■ **Given exercise**:
All of the material below is to be returned exactly.

START Available records

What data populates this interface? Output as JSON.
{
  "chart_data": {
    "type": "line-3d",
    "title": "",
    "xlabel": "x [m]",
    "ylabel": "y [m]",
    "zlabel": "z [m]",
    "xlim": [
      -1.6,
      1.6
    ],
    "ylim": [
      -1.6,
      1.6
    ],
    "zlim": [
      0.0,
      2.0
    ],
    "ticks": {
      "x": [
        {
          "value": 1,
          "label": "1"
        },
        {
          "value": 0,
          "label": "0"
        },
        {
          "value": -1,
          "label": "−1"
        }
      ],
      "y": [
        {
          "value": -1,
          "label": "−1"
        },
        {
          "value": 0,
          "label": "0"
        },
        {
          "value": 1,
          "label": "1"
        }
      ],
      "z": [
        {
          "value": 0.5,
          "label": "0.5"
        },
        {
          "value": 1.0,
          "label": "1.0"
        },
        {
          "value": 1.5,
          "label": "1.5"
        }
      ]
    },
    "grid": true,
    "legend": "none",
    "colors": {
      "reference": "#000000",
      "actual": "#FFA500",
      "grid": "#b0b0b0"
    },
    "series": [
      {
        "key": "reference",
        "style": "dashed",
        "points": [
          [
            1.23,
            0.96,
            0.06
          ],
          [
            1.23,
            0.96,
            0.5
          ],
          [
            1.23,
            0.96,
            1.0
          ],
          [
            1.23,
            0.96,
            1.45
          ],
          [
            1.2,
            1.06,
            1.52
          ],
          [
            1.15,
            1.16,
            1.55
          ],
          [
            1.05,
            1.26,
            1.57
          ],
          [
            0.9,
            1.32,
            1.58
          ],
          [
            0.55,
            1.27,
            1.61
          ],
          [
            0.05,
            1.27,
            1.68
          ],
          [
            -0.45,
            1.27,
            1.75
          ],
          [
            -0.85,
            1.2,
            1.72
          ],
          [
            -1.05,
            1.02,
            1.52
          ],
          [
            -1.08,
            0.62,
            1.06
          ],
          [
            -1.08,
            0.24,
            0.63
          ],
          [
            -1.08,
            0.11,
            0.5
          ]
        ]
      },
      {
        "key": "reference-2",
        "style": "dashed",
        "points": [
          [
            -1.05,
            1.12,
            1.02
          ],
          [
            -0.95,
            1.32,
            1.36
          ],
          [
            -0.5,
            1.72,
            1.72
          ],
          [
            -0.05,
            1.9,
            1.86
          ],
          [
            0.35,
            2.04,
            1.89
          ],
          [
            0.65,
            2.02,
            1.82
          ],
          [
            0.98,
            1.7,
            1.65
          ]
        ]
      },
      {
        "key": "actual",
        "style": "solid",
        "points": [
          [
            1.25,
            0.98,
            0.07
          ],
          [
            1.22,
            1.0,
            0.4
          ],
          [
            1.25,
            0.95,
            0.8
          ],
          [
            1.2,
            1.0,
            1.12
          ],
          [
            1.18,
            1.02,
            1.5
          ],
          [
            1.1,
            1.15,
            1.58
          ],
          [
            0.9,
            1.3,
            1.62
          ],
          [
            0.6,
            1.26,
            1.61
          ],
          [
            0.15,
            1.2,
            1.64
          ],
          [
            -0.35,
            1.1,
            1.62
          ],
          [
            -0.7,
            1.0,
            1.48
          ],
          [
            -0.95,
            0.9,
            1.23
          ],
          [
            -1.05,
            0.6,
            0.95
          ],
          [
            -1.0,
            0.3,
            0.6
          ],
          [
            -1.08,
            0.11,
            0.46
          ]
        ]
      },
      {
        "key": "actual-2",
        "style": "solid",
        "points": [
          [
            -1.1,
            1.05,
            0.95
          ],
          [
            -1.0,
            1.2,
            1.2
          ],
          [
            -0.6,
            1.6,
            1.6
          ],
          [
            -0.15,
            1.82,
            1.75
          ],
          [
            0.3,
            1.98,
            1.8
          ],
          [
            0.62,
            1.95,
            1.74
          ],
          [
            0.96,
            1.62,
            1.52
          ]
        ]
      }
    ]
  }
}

END Available records

■ **Task solution**:
What data populates this interface? Output as JSON.
{
  "chart_data": {
    "type": "line-3d",
    "title": "",
    "xlabel": "x [m]",
    "ylabel": "y [m]",
    "zlabel": "z [m]",
    "xlim": [
      -1.6,
      1.6
    ],
    "ylim": [
      -1.6,
      1.6
    ],
    "zlim": [
      0.0,
      2.0
    ],
    "ticks": {
      "x": [
        {
          "value": 1,
          "label": "1"
        },
        {
          "value": 0,
          "label": "0"
        },
        {
          "value": -1,
          "label": "−1"
        }
      ],
      "y": [
        {
          "value": -1,
          "label": "−1"
        },
        {
          "value": 0,
          "label": "0"
        },
        {
          "value": 1,
          "label": "1"
        }
      ],
      "z": [
        {
          "value": 0.5,
          "label": "0.5"
        },
        {
          "value": 1.0,
          "label": "1.0"
        },
        {
          "value": 1.5,
          "label": "1.5"
        }
      ]
    },
    "grid": true,
    "legend": "none",
    "colors": {
      "reference": "#000000",
      "actual": "#FFA500",
      "grid": "#b0b0b0"
    },
    "series": [
      {
        "key": "reference",
        "style": "dashed",
        "points": [
          [
            1.23,
            0.96,
            0.06
          ],
          [
            1.23,
            0.96,
            0.5
          ],
          [
            1.23,
            0.96,
            1.0
          ],
          [
            1.23,
            0.96,
            1.45
          ],
          [
            1.2,
            1.06,
            1.52
          ],
          [
            1.15,
            1.16,
            1.55
          ],
          [
            1.05,
            1.26,
            1.57
          ],
          [
            0.9,
            1.32,
            1.58
          ],
          [
            0.55,
            1.27,
            1.61
          ],
          [
            0.05,
            1.27,
            1.68
          ],
          [
            -0.45,
            1.27,
            1.75
          ],
          [
            -0.85,
            1.2,
            1.72
          ],
          [
            -1.05,
            1.02,
            1.52
          ],
          [
            -1.08,
            0.62,
            1.06
          ],
          [
            -1.08,
            0.24,
            0.63
          ],
          [
            -1.08,
            0.11,
            0.5
          ]
        ]
      },
      {
        "key": "reference-2",
        "style": "dashed",
        "points": [
          [
            -1.05,
            1.12,
            1.02
          ],
          [
            -0.95,
            1.32,
            1.36
          ],
          [
            -0.5,
            1.72,
            1.72
          ],
          [
            -0.05,
            1.9,
            1.86
          ],
          [
            0.35,
            2.04,
            1.89
          ],
          [
            0.65,
            2.02,
            1.82
          ],
          [
            0.98,
            1.7,
            1.65
          ]
        ]
      },
      {
        "key": "actual",
        "style": "solid",
        "points": [
          [
            1.25,
            0.98,
            0.07
          ],
          [
            1.22,
            1.0,
            0.4
          ],
          [
            1.25,
            0.95,
            0.8
          ],
          [
            1.2,
            1.0,
            1.12
          ],
          [
            1.18,
            1.02,
            1.5
          ],
          [
            1.1,
            1.15,
            1.58
          ],
          [
            0.9,
            1.3,
            1.62
          ],
          [
            0.6,
            1.26,
            1.61
          ],
          [
            0.15,
            1.2,
            1.64
          ],
          [
            -0.35,
            1.1,
            1.62
          ],
          [
            -0.7,
            1.0,
            1.48
          ],
          [
            -0.95,
            0.9,
            1.23
          ],
          [
            -1.05,
            0.6,
            0.95
          ],
          [
            -1.0,
            0.3,
            0.6
          ],
          [
            -1.08,
            0.11,
            0.46
          ]
        ]
      },
      {
        "key": "actual-2",
        "style": "solid",
        "points": [
          [
            -1.1,
            1.05,
            0.95
          ],
          [
            -1.0,
            1.2,
            1.2
          ],
          [
            -0.6,
            1.6,
            1.6
          ],
          [
            -0.15,
            1.82,
            1.75
          ],
          [
            0.3,
            1.98,
            1.8
          ],
          [
            0.62,
            1.95,
            1.74
          ],
          [
            0.96,
            1.62,
            1.52
          ]
        ]
      }
    ]
  }
}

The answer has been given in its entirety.